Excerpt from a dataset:
•••
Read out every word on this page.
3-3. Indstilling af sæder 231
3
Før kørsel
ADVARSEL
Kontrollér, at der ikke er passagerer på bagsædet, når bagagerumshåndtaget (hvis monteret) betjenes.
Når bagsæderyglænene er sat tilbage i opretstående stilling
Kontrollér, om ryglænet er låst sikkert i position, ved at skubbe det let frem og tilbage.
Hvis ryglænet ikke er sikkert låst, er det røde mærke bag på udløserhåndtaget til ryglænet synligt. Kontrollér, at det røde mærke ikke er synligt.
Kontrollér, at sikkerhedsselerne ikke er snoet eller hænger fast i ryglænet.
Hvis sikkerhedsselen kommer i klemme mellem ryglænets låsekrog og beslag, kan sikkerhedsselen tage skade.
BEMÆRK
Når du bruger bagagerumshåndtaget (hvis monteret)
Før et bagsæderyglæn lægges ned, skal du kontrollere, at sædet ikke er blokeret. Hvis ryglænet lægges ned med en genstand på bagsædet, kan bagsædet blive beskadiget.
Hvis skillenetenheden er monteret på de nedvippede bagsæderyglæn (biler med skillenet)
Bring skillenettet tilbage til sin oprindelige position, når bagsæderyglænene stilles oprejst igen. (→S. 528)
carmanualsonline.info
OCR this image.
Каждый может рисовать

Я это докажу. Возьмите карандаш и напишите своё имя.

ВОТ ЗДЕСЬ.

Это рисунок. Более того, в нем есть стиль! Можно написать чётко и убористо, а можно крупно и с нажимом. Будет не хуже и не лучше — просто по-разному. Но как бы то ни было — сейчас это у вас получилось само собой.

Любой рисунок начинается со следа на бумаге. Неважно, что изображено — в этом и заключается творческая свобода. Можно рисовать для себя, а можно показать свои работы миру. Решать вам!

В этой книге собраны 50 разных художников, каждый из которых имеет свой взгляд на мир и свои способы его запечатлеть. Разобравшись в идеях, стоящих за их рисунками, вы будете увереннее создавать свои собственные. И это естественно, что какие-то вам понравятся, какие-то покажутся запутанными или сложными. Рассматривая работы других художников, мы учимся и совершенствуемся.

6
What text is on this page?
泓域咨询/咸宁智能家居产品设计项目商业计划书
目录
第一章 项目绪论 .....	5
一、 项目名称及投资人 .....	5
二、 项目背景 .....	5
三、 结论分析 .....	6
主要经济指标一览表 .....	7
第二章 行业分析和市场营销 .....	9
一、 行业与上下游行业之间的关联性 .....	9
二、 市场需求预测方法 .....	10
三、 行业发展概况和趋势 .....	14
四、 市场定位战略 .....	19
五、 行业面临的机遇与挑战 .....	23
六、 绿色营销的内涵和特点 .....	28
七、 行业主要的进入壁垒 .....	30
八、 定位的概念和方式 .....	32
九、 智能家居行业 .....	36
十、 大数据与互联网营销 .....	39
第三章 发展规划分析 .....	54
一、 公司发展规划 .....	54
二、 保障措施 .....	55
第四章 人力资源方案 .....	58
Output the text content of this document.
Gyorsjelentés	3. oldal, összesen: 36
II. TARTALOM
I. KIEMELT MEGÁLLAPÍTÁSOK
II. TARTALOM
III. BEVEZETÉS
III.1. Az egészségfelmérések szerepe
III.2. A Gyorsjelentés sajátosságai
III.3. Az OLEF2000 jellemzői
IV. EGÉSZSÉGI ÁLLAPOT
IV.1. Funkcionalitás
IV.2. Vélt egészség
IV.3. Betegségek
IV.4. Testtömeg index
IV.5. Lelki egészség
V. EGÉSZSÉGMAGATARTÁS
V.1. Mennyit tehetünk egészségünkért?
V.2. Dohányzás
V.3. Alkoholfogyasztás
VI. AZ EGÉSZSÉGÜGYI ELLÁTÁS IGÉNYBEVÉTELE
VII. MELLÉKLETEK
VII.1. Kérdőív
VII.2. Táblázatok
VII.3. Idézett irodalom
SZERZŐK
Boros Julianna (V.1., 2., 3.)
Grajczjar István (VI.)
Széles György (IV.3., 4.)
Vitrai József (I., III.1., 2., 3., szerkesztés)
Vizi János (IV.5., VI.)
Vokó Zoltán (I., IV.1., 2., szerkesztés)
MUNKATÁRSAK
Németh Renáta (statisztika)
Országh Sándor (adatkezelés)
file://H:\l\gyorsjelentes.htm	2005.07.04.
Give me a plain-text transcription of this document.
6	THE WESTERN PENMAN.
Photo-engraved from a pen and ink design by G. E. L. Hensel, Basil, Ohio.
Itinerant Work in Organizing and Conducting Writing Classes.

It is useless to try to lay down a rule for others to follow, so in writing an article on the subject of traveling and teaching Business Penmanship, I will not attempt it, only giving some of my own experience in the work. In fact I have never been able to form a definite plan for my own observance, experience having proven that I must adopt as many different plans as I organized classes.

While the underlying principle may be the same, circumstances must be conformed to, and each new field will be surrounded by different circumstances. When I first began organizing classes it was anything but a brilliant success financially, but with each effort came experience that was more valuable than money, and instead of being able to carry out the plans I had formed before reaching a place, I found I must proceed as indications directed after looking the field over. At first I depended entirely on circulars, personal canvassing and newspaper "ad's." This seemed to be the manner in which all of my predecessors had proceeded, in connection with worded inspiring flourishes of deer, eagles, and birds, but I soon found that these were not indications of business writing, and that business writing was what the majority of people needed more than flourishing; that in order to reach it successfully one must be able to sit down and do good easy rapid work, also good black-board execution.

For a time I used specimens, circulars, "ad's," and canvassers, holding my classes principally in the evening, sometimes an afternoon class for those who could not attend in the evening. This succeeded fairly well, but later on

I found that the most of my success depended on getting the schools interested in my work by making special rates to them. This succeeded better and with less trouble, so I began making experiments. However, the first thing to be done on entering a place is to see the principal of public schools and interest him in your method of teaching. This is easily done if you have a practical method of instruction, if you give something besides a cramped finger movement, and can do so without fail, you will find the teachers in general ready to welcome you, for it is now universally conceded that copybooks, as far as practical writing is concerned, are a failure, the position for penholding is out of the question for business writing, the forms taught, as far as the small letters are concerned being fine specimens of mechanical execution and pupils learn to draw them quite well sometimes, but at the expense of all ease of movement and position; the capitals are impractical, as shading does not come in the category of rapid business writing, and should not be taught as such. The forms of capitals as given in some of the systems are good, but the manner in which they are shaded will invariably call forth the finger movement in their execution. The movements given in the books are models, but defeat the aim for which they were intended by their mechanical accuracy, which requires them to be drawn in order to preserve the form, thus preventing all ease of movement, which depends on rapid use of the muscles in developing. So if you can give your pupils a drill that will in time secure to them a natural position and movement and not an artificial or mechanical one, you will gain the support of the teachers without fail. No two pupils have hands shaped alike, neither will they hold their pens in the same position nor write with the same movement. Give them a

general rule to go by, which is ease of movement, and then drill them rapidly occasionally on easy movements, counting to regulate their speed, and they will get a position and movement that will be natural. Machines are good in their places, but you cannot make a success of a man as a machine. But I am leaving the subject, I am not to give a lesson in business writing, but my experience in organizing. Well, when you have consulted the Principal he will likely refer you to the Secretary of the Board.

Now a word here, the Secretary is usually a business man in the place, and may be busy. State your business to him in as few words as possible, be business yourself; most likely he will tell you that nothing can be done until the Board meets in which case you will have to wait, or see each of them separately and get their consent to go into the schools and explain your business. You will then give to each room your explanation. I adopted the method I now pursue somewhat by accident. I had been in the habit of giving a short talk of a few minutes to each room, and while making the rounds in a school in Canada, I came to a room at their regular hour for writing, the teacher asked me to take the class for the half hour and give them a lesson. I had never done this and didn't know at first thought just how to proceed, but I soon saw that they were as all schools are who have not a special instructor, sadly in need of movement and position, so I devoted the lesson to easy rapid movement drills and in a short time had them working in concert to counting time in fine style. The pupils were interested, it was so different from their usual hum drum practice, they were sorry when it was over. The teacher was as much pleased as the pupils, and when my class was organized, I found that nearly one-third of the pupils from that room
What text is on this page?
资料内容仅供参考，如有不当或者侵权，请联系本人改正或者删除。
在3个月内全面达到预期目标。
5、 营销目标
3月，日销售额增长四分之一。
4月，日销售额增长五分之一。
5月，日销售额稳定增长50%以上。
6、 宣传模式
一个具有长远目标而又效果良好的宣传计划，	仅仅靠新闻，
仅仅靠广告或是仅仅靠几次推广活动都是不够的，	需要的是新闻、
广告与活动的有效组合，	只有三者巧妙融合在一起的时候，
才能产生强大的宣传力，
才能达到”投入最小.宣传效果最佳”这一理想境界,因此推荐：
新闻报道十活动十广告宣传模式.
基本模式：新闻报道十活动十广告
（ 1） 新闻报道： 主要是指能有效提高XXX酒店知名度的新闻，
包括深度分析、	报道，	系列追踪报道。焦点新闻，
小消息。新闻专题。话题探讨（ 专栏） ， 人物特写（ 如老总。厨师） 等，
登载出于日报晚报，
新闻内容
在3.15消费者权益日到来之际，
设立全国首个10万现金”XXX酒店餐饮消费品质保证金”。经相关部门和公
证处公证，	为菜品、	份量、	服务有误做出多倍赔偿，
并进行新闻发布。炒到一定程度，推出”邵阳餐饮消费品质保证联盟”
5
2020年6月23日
•••
What this task involves: Search the entries for the word "låst" and copy every line that has it.

The completed task:
Kontrollér, om ryglænet er låst sikkert i position, ved at skubbe det let frem og tilbage.
Hvis ryglænet ikke er sikkert låst, er det røde mærke bag på udløserhåndtaget til ryglænet synligt. Kontrollér, at det røde mærke ikke er synligt.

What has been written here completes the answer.